##### Data for this exercise

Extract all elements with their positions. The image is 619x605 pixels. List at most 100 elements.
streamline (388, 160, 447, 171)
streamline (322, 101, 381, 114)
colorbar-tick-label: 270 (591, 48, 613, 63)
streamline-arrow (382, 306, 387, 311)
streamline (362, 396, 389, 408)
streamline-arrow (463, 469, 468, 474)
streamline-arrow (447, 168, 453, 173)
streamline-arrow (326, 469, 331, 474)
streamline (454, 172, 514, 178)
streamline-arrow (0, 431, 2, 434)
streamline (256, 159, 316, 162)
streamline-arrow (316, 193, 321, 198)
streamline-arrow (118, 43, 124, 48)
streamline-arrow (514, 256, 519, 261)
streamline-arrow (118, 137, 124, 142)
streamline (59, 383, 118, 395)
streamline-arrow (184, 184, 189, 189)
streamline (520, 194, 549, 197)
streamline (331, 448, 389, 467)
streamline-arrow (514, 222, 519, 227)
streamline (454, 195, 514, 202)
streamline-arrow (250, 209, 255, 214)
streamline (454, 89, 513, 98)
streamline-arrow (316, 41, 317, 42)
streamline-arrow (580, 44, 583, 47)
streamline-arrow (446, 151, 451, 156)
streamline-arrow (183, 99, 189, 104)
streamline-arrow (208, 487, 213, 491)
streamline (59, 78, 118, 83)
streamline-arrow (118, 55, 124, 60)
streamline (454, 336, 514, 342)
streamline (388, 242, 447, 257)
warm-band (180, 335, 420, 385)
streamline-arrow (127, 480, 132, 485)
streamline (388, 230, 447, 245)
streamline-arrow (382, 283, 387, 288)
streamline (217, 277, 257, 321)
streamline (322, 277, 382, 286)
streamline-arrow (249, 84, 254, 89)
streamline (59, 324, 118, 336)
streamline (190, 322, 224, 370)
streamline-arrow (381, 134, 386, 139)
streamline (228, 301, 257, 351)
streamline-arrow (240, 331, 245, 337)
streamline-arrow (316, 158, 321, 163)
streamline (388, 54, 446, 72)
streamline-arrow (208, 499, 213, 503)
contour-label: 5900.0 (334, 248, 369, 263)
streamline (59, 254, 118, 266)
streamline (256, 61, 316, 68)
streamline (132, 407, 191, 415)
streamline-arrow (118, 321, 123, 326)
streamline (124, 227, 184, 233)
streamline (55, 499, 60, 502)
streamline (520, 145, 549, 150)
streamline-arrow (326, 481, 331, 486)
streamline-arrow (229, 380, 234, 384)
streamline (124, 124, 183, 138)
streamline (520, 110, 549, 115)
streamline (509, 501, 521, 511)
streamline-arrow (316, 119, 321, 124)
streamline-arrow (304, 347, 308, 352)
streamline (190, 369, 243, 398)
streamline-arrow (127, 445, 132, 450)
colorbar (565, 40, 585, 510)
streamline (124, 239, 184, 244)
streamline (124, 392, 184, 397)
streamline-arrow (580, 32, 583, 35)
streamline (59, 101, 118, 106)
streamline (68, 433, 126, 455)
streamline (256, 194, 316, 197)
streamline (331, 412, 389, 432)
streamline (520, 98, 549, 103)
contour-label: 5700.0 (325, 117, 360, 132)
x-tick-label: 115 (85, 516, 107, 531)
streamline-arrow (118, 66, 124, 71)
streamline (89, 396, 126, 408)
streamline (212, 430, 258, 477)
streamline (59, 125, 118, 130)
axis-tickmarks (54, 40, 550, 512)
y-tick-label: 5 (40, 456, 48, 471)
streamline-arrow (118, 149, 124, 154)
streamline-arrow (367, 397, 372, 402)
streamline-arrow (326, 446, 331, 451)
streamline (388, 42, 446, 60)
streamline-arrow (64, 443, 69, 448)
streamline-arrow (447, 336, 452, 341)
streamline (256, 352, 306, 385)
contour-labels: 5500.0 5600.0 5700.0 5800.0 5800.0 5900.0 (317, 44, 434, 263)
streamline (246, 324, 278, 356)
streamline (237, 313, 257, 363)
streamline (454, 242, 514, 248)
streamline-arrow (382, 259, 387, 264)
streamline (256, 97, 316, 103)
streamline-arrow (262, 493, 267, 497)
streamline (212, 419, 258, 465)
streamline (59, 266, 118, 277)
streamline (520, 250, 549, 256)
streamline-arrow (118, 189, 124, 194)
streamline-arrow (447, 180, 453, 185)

##########

- Instructions for the task:
Please return the stored items above with each line reproduced verbatim.

- Finished answer:
Extract all elements with their positions. The image is 619x605 pixels. List at most 100 elements.
streamline (388, 160, 447, 171)
streamline (322, 101, 381, 114)
colorbar-tick-label: 270 (591, 48, 613, 63)
streamline-arrow (382, 306, 387, 311)
streamline (362, 396, 389, 408)
streamline-arrow (463, 469, 468, 474)
streamline-arrow (447, 168, 453, 173)
streamline-arrow (326, 469, 331, 474)
streamline (454, 172, 514, 178)
streamline-arrow (0, 431, 2, 434)
streamline (256, 159, 316, 162)
streamline-arrow (316, 193, 321, 198)
streamline-arrow (118, 43, 124, 48)
streamline-arrow (514, 256, 519, 261)
streamline-arrow (118, 137, 124, 142)
streamline (59, 383, 118, 395)
streamline-arrow (184, 184, 189, 189)
streamline (520, 194, 549, 197)
streamline (331, 448, 389, 467)
streamline-arrow (514, 222, 519, 227)
streamline (454, 195, 514, 202)
streamline-arrow (250, 209, 255, 214)
streamline (454, 89, 513, 98)
streamline-arrow (316, 41, 317, 42)
streamline-arrow (580, 44, 583, 47)
streamline-arrow (446, 151, 451, 156)
streamline-arrow (183, 99, 189, 104)
streamline-arrow (208, 487, 213, 491)
streamline (59, 78, 118, 83)
streamline-arrow (118, 55, 124, 60)
streamline (454, 336, 514, 342)
streamline (388, 242, 447, 257)
warm-band (180, 335, 420, 385)
streamline-arrow (127, 480, 132, 485)
streamline (388, 230, 447, 245)
streamline-arrow (382, 283, 387, 288)
streamline (217, 277, 257, 321)
streamline (322, 277, 382, 286)
streamline-arrow (249, 84, 254, 89)
streamline (59, 324, 118, 336)
streamline (190, 322, 224, 370)
streamline-arrow (381, 134, 386, 139)
streamline (228, 301, 257, 351)
streamline-arrow (240, 331, 245, 337)
streamline-arrow (316, 158, 321, 163)
streamline (388, 54, 446, 72)
streamline-arrow (208, 499, 213, 503)
contour-label: 5900.0 (334, 248, 369, 263)
streamline (59, 254, 118, 266)
streamline (256, 61, 316, 68)
streamline (132, 407, 191, 415)
streamline-arrow (118, 321, 123, 326)
streamline (124, 227, 184, 233)
streamline (55, 499, 60, 502)
streamline (520, 145, 549, 150)
streamline-arrow (326, 481, 331, 486)
streamline-arrow (229, 380, 234, 384)
streamline (124, 124, 183, 138)
streamline (520, 110, 549, 115)
streamline (509, 501, 521, 511)
streamline-arrow (316, 119, 321, 124)
streamline-arrow (304, 347, 308, 352)
streamline (190, 369, 243, 398)
streamline-arrow (127, 445, 132, 450)
colorbar (565, 40, 585, 510)
streamline (124, 239, 184, 244)
streamline (124, 392, 184, 397)
streamline-arrow (580, 32, 583, 35)
streamline (59, 101, 118, 106)
streamline (68, 433, 126, 455)
streamline (256, 194, 316, 197)
streamline (331, 412, 389, 432)
streamline (520, 98, 549, 103)
contour-label: 5700.0 (325, 117, 360, 132)
x-tick-label: 115 (85, 516, 107, 531)
streamline-arrow (118, 66, 124, 71)
streamline (89, 396, 126, 408)
streamline (212, 430, 258, 477)
streamline (59, 125, 118, 130)
axis-tickmarks (54, 40, 550, 512)
y-tick-label: 5 (40, 456, 48, 471)
streamline-arrow (118, 149, 124, 154)
streamline-arrow (367, 397, 372, 402)
streamline-arrow (326, 446, 331, 451)
streamline (388, 42, 446, 60)
streamline-arrow (64, 443, 69, 448)
streamline-arrow (447, 336, 452, 341)
streamline (256, 352, 306, 385)
contour-labels: 5500.0 5600.0 5700.0 5800.0 5800.0 5900.0 (317, 44, 434, 263)
streamline (246, 324, 278, 356)
streamline (237, 313, 257, 363)
streamline (454, 242, 514, 248)
streamline-arrow (382, 259, 387, 264)
streamline (256, 97, 316, 103)
streamline-arrow (262, 493, 267, 497)
streamline (212, 419, 258, 465)
streamline (59, 266, 118, 277)
streamline (520, 250, 549, 256)
streamline-arrow (118, 189, 124, 194)
streamline-arrow (447, 180, 453, 185)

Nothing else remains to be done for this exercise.